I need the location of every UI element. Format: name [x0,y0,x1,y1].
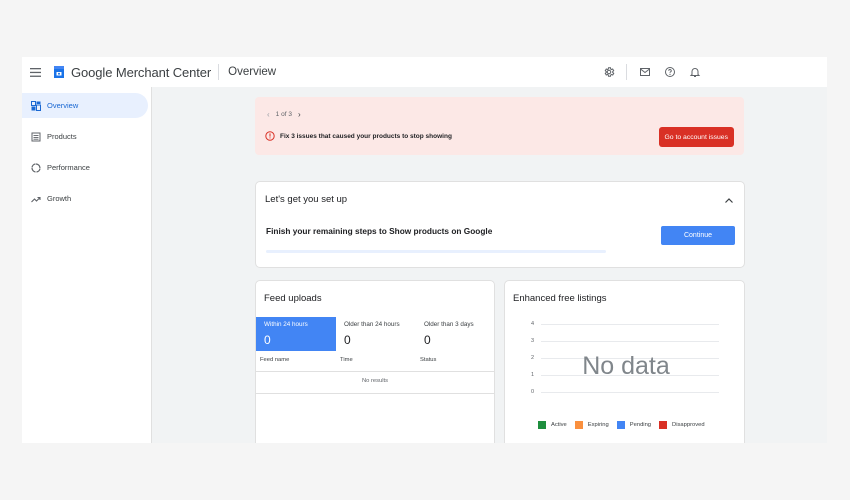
--
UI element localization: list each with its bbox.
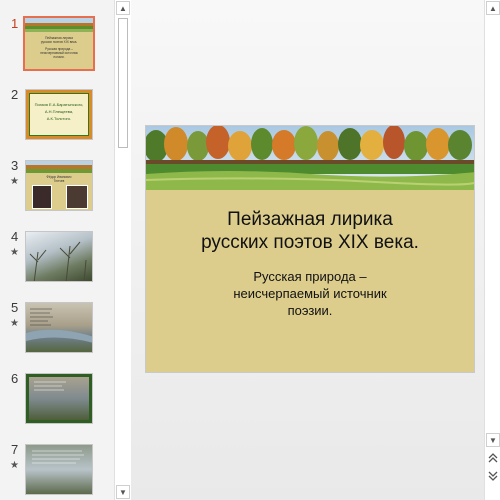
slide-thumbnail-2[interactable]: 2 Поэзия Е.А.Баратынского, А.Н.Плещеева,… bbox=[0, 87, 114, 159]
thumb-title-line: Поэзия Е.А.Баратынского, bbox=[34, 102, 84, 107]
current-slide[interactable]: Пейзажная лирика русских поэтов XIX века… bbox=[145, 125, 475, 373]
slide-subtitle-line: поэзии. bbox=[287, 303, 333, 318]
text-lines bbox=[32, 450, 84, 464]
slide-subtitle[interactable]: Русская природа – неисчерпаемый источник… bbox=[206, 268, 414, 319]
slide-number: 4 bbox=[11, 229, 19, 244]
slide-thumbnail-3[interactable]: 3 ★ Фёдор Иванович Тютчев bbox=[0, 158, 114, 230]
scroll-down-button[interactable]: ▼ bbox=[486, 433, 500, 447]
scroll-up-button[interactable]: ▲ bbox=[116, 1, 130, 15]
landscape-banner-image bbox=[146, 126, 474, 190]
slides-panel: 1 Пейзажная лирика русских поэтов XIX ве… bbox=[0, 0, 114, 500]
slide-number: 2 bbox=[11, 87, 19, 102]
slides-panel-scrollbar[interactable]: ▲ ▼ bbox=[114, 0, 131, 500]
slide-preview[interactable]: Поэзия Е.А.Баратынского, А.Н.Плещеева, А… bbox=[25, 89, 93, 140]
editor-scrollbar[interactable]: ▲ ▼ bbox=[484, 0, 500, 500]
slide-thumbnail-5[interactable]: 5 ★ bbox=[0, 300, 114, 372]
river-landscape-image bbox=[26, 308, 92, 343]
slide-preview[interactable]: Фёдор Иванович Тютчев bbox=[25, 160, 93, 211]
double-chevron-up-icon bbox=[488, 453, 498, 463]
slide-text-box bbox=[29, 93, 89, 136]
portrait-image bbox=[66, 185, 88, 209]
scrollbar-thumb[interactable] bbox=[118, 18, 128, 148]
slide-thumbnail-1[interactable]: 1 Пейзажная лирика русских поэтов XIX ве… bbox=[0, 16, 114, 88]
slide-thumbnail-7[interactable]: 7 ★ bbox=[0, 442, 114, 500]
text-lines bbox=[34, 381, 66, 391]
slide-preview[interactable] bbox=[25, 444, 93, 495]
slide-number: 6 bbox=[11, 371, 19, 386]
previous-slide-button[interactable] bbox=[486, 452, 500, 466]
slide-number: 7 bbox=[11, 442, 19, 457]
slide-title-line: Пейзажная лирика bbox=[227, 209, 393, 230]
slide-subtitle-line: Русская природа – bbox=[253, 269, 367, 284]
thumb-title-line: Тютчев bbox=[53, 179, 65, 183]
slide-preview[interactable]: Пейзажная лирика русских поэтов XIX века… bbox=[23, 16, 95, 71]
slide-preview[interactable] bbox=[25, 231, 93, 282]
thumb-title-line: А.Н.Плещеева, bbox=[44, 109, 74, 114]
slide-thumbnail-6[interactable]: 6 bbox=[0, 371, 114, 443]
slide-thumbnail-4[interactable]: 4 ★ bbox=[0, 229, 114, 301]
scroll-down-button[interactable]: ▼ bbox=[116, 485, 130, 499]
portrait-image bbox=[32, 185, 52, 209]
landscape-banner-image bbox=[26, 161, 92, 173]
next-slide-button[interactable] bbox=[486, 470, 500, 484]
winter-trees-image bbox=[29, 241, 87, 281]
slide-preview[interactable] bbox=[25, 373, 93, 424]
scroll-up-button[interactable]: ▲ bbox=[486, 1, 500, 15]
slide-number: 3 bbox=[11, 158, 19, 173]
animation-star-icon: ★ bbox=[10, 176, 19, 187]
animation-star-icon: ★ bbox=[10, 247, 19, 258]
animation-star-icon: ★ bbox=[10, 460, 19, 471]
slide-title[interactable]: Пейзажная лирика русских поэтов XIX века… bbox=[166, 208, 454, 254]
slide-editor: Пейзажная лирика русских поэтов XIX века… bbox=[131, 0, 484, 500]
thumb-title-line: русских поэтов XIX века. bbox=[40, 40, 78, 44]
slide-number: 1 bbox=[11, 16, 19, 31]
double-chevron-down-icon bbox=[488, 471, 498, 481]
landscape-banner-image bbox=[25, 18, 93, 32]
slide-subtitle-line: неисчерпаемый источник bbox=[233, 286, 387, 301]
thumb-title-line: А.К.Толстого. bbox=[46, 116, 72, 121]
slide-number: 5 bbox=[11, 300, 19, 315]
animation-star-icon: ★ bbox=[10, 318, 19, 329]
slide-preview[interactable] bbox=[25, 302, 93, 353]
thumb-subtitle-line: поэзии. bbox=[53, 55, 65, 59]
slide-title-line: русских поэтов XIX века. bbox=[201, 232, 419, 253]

▶ _What to produce_
Express the items above as a two-column CSV with the header instruction,response, beginning at the line that contains "UI element localization: list" and stopping after the line that contains "slides-panel: 1 Пейзажная". Give one row per item, with its text and its answer each in a single quoted field, turn line breaks into spaces, and leave the pictures out.

▶ _Expected output_
instruction,response
"UI element localization: list each with its bbox.","slide-thumbnail-2[interactable]: 2 Поэзия Е.А.Баратынского, А.Н.Плещеева,… bbox=[0, 87, 114, 159] thumb-title-line: Поэзия Е.А.Баратынского, bbox=[34, 102, 84, 107] current-slide[interactable]: Пейзажная лирика русских поэтов XIX века… bbox=[145, 125, 475, 373] slide-subtitle-line: поэзии. bbox=[287, 303, 333, 318] text-lines bbox=[32, 450, 84, 464] slide-subtitle[interactable]: Русская природа – неисчерпаемый источник… bbox=[206, 268, 414, 319] slide-number: 4 bbox=[11, 229, 19, 244] slide-thumbnail-3[interactable]: 3 ★ Фёдор Иванович Тютчев bbox=[0, 158, 114, 230] scroll-down-button[interactable]: ▼ bbox=[486, 433, 500, 447] scroll-up-button[interactable]: ▲ bbox=[116, 1, 130, 15] landscape-banner-image bbox=[146, 126, 474, 190] slides-panel: 1 Пейзажная лирика русских поэтов XIX ве… bbox=[0, 0, 114, 500]"